## Set problem
Reproduce each line exactly, including spacing and punctuation.

----------

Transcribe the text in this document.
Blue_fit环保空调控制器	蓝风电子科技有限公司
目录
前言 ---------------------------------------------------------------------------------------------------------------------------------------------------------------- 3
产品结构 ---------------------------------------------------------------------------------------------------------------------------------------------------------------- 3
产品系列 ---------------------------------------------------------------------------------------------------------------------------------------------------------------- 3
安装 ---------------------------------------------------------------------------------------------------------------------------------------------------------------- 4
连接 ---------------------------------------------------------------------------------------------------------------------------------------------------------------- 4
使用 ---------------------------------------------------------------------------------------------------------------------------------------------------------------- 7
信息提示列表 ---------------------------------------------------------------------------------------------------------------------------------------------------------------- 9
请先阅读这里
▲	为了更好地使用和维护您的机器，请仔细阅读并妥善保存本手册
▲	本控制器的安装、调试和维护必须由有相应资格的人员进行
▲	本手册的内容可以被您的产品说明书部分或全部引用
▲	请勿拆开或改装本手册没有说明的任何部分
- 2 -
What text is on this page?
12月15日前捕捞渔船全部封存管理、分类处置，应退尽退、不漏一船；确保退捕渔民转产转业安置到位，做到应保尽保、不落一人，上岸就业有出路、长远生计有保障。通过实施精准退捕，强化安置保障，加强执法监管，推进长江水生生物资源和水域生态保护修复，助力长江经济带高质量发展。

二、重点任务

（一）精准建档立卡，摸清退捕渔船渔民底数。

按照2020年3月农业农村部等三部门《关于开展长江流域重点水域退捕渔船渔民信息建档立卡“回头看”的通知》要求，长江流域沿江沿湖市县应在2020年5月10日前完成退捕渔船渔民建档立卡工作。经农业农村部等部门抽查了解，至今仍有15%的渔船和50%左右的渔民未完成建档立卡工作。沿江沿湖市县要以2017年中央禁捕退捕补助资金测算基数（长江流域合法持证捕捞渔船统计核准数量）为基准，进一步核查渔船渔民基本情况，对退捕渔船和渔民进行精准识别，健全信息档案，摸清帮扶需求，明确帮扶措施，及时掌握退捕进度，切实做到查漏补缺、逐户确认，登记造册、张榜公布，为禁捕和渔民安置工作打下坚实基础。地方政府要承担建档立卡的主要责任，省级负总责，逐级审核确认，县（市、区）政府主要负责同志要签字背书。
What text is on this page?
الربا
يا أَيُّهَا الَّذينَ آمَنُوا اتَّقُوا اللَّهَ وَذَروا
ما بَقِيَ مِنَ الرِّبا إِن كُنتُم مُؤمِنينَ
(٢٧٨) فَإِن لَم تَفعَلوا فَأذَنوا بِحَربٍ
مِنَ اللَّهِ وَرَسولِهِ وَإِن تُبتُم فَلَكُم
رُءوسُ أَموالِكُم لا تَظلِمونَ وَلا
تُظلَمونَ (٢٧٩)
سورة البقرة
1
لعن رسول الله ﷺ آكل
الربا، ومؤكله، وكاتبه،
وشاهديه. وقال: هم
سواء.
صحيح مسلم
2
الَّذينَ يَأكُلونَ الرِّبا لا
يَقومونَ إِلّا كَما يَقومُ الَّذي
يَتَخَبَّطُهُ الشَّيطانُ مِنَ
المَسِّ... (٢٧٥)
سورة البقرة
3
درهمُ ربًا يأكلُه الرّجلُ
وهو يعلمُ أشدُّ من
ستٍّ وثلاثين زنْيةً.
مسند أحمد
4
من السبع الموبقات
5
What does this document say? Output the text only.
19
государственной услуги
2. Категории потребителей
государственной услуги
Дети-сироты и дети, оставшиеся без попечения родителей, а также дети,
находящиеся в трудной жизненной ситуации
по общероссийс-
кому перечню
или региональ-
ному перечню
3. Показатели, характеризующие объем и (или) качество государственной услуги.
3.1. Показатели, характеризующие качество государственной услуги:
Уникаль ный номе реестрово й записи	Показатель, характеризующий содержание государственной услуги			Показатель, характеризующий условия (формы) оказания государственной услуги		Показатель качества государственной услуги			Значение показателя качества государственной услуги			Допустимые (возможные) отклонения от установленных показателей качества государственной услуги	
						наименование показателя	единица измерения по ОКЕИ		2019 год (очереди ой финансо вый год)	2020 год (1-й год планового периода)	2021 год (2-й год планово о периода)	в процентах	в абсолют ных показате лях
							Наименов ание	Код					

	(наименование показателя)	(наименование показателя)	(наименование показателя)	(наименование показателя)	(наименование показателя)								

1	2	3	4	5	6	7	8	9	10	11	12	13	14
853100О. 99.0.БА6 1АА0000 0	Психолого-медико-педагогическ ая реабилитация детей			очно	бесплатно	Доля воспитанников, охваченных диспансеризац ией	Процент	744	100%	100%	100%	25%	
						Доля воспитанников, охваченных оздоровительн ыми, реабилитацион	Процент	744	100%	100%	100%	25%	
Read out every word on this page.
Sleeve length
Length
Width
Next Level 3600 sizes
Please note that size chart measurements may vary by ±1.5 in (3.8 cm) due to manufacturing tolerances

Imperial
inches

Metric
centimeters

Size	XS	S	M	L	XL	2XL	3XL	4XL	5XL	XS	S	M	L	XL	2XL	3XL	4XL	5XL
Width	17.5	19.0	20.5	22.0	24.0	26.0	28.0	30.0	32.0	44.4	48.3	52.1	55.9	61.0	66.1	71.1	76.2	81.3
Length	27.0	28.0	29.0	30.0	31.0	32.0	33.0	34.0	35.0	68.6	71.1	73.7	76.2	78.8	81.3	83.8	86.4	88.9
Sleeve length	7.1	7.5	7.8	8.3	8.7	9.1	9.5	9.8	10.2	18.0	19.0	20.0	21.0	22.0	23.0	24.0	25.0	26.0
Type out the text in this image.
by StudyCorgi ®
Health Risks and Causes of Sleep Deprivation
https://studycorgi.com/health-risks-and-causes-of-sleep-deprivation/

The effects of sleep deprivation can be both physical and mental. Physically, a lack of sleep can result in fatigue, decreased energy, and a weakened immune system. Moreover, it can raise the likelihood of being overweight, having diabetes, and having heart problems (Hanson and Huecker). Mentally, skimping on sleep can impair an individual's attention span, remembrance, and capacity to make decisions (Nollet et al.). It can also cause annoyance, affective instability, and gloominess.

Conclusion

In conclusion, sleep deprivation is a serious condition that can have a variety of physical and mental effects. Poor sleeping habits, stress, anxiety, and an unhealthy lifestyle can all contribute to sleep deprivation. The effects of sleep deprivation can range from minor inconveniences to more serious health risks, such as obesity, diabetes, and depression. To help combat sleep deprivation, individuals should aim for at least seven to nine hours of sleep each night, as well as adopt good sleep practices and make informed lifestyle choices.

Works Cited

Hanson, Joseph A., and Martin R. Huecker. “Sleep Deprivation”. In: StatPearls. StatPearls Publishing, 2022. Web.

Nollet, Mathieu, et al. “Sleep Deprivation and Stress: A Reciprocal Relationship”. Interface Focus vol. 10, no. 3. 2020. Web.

----------

## Task response
Transcribe the text in this document.
Blue_fit环保空调控制器	蓝风电子科技有限公司
目录
前言 ---------------------------------------------------------------------------------------------------------------------------------------------------------------- 3
产品结构 ---------------------------------------------------------------------------------------------------------------------------------------------------------------- 3
产品系列 ---------------------------------------------------------------------------------------------------------------------------------------------------------------- 3
安装 ---------------------------------------------------------------------------------------------------------------------------------------------------------------- 4
连接 ---------------------------------------------------------------------------------------------------------------------------------------------------------------- 4
使用 ---------------------------------------------------------------------------------------------------------------------------------------------------------------- 7
信息提示列表 ---------------------------------------------------------------------------------------------------------------------------------------------------------------- 9
请先阅读这里
▲	为了更好地使用和维护您的机器，请仔细阅读并妥善保存本手册
▲	本控制器的安装、调试和维护必须由有相应资格的人员进行
▲	本手册的内容可以被您的产品说明书部分或全部引用
▲	请勿拆开或改装本手册没有说明的任何部分
- 2 -
What text is on this page?
12月15日前捕捞渔船全部封存管理、分类处置，应退尽退、不漏一船；确保退捕渔民转产转业安置到位，做到应保尽保、不落一人，上岸就业有出路、长远生计有保障。通过实施精准退捕，强化安置保障，加强执法监管，推进长江水生生物资源和水域生态保护修复，助力长江经济带高质量发展。

二、重点任务

（一）精准建档立卡，摸清退捕渔船渔民底数。

按照2020年3月农业农村部等三部门《关于开展长江流域重点水域退捕渔船渔民信息建档立卡“回头看”的通知》要求，长江流域沿江沿湖市县应在2020年5月10日前完成退捕渔船渔民建档立卡工作。经农业农村部等部门抽查了解，至今仍有15%的渔船和50%左右的渔民未完成建档立卡工作。沿江沿湖市县要以2017年中央禁捕退捕补助资金测算基数（长江流域合法持证捕捞渔船统计核准数量）为基准，进一步核查渔船渔民基本情况，对退捕渔船和渔民进行精准识别，健全信息档案，摸清帮扶需求，明确帮扶措施，及时掌握退捕进度，切实做到查漏补缺、逐户确认，登记造册、张榜公布，为禁捕和渔民安置工作打下坚实基础。地方政府要承担建档立卡的主要责任，省级负总责，逐级审核确认，县（市、区）政府主要负责同志要签字背书。
What text is on this page?
الربا
يا أَيُّهَا الَّذينَ آمَنُوا اتَّقُوا اللَّهَ وَذَروا
ما بَقِيَ مِنَ الرِّبا إِن كُنتُم مُؤمِنينَ
(٢٧٨) فَإِن لَم تَفعَلوا فَأذَنوا بِحَربٍ
مِنَ اللَّهِ وَرَسولِهِ وَإِن تُبتُم فَلَكُم
رُءوسُ أَموالِكُم لا تَظلِمونَ وَلا
تُظلَمونَ (٢٧٩)
سورة البقرة
1
لعن رسول الله ﷺ آكل
الربا، ومؤكله، وكاتبه،
وشاهديه. وقال: هم
سواء.
صحيح مسلم
2
الَّذينَ يَأكُلونَ الرِّبا لا
يَقومونَ إِلّا كَما يَقومُ الَّذي
يَتَخَبَّطُهُ الشَّيطانُ مِنَ
المَسِّ... (٢٧٥)
سورة البقرة
3
درهمُ ربًا يأكلُه الرّجلُ
وهو يعلمُ أشدُّ من
ستٍّ وثلاثين زنْيةً.
مسند أحمد
4
من السبع الموبقات
5
What does this document say? Output the text only.
19
государственной услуги
2. Категории потребителей
государственной услуги
Дети-сироты и дети, оставшиеся без попечения родителей, а также дети,
находящиеся в трудной жизненной ситуации
по общероссийс-
кому перечню
или региональ-
ному перечню
3. Показатели, характеризующие объем и (или) качество государственной услуги.
3.1. Показатели, характеризующие качество государственной услуги:
Уникаль ный номе реестрово й записи	Показатель, характеризующий содержание государственной услуги			Показатель, характеризующий условия (формы) оказания государственной услуги		Показатель качества государственной услуги			Значение показателя качества государственной услуги			Допустимые (возможные) отклонения от установленных показателей качества государственной услуги	
						наименование показателя	единица измерения по ОКЕИ		2019 год (очереди ой финансо вый год)	2020 год (1-й год планового периода)	2021 год (2-й год планово о периода)	в процентах	в абсолют ных показате лях
							Наименов ание	Код					

	(наименование показателя)	(наименование показателя)	(наименование показателя)	(наименование показателя)	(наименование показателя)								

1	2	3	4	5	6	7	8	9	10	11	12	13	14
853100О. 99.0.БА6 1АА0000 0	Психолого-медико-педагогическ ая реабилитация детей			очно	бесплатно	Доля воспитанников, охваченных диспансеризац ией	Процент	744	100%	100%	100%	25%	
						Доля воспитанников, охваченных оздоровительн ыми, реабилитацион	Процент	744	100%	100%	100%	25%	
Read out every word on this page.
Sleeve length
Length
Width
Next Level 3600 sizes
Please note that size chart measurements may vary by ±1.5 in (3.8 cm) due to manufacturing tolerances

Imperial
inches

Metric
centimeters

Size	XS	S	M	L	XL	2XL	3XL	4XL	5XL	XS	S	M	L	XL	2XL	3XL	4XL	5XL
Width	17.5	19.0	20.5	22.0	24.0	26.0	28.0	30.0	32.0	44.4	48.3	52.1	55.9	61.0	66.1	71.1	76.2	81.3
Length	27.0	28.0	29.0	30.0	31.0	32.0	33.0	34.0	35.0	68.6	71.1	73.7	76.2	78.8	81.3	83.8	86.4	88.9
Sleeve length	7.1	7.5	7.8	8.3	8.7	9.1	9.5	9.8	10.2	18.0	19.0	20.0	21.0	22.0	23.0	24.0	25.0	26.0
Type out the text in this image.
by StudyCorgi ®
Health Risks and Causes of Sleep Deprivation
https://studycorgi.com/health-risks-and-causes-of-sleep-deprivation/

The effects of sleep deprivation can be both physical and mental. Physically, a lack of sleep can result in fatigue, decreased energy, and a weakened immune system. Moreover, it can raise the likelihood of being overweight, having diabetes, and having heart problems (Hanson and Huecker). Mentally, skimping on sleep can impair an individual's attention span, remembrance, and capacity to make decisions (Nollet et al.). It can also cause annoyance, affective instability, and gloominess.

Conclusion

In conclusion, sleep deprivation is a serious condition that can have a variety of physical and mental effects. Poor sleeping habits, stress, anxiety, and an unhealthy lifestyle can all contribute to sleep deprivation. The effects of sleep deprivation can range from minor inconveniences to more serious health risks, such as obesity, diabetes, and depression. To help combat sleep deprivation, individuals should aim for at least seven to nine hours of sleep each night, as well as adopt good sleep practices and make informed lifestyle choices.

Works Cited

Hanson, Joseph A., and Martin R. Huecker. “Sleep Deprivation”. In: StatPearls. StatPearls Publishing, 2022. Web.

Nollet, Mathieu, et al. “Sleep Deprivation and Stress: A Reciprocal Relationship”. Interface Focus vol. 10, no. 3. 2020. Web.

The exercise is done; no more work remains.